Instructions to follow: Write out all of the entries exactly as given.

Records to process:

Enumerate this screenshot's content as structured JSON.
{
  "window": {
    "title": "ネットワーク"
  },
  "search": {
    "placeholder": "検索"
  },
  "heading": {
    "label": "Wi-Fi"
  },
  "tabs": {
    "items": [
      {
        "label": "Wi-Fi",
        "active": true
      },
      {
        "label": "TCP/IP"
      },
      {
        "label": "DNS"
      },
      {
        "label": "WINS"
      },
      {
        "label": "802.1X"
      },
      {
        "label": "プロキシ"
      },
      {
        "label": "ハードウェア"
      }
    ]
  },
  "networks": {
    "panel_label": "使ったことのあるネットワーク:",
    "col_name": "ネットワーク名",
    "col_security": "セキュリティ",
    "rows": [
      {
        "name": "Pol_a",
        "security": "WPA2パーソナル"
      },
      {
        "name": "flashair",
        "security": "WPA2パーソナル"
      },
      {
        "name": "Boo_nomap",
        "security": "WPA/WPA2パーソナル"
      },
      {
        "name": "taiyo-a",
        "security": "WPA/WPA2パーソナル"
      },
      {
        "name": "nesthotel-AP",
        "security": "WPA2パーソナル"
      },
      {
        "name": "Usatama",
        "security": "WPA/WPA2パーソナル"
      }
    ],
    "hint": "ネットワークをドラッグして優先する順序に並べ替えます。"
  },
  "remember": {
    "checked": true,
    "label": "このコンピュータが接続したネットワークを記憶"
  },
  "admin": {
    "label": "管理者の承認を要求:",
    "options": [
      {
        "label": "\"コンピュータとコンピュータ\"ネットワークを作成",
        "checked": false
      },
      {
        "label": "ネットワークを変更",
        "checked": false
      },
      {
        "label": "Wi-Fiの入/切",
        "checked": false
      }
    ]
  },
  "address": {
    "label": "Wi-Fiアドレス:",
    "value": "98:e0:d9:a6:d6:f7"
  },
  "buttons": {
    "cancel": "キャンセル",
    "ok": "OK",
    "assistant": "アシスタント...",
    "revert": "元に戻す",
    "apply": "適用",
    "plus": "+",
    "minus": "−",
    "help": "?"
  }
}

Task result:
Enumerate this screenshot's content as structured JSON.
{
  "window": {
    "title": "ネットワーク"
  },
  "search": {
    "placeholder": "検索"
  },
  "heading": {
    "label": "Wi-Fi"
  },
  "tabs": {
    "items": [
      {
        "label": "Wi-Fi",
        "active": true
      },
      {
        "label": "TCP/IP"
      },
      {
        "label": "DNS"
      },
      {
        "label": "WINS"
      },
      {
        "label": "802.1X"
      },
      {
        "label": "プロキシ"
      },
      {
        "label": "ハードウェア"
      }
    ]
  },
  "networks": {
    "panel_label": "使ったことのあるネットワーク:",
    "col_name": "ネットワーク名",
    "col_security": "セキュリティ",
    "rows": [
      {
        "name": "Pol_a",
        "security": "WPA2パーソナル"
      },
      {
        "name": "flashair",
        "security": "WPA2パーソナル"
      },
      {
        "name": "Boo_nomap",
        "security": "WPA/WPA2パーソナル"
      },
      {
        "name": "taiyo-a",
        "security": "WPA/WPA2パーソナル"
      },
      {
        "name": "nesthotel-AP",
        "security": "WPA2パーソナル"
      },
      {
        "name": "Usatama",
        "security": "WPA/WPA2パーソナル"
      }
    ],
    "hint": "ネットワークをドラッグして優先する順序に並べ替えます。"
  },
  "remember": {
    "checked": true,
    "label": "このコンピュータが接続したネットワークを記憶"
  },
  "admin": {
    "label": "管理者の承認を要求:",
    "options": [
      {
        "label": "\"コンピュータとコンピュータ\"ネットワークを作成",
        "checked": false
      },
      {
        "label": "ネットワークを変更",
        "checked": false
      },
      {
        "label": "Wi-Fiの入/切",
        "checked": false
      }
    ]
  },
  "address": {
    "label": "Wi-Fiアドレス:",
    "value": "98:e0:d9:a6:d6:f7"
  },
  "buttons": {
    "cancel": "キャンセル",
    "ok": "OK",
    "assistant": "アシスタント...",
    "revert": "元に戻す",
    "apply": "適用",
    "plus": "+",
    "minus": "−",
    "help": "?"
  }
}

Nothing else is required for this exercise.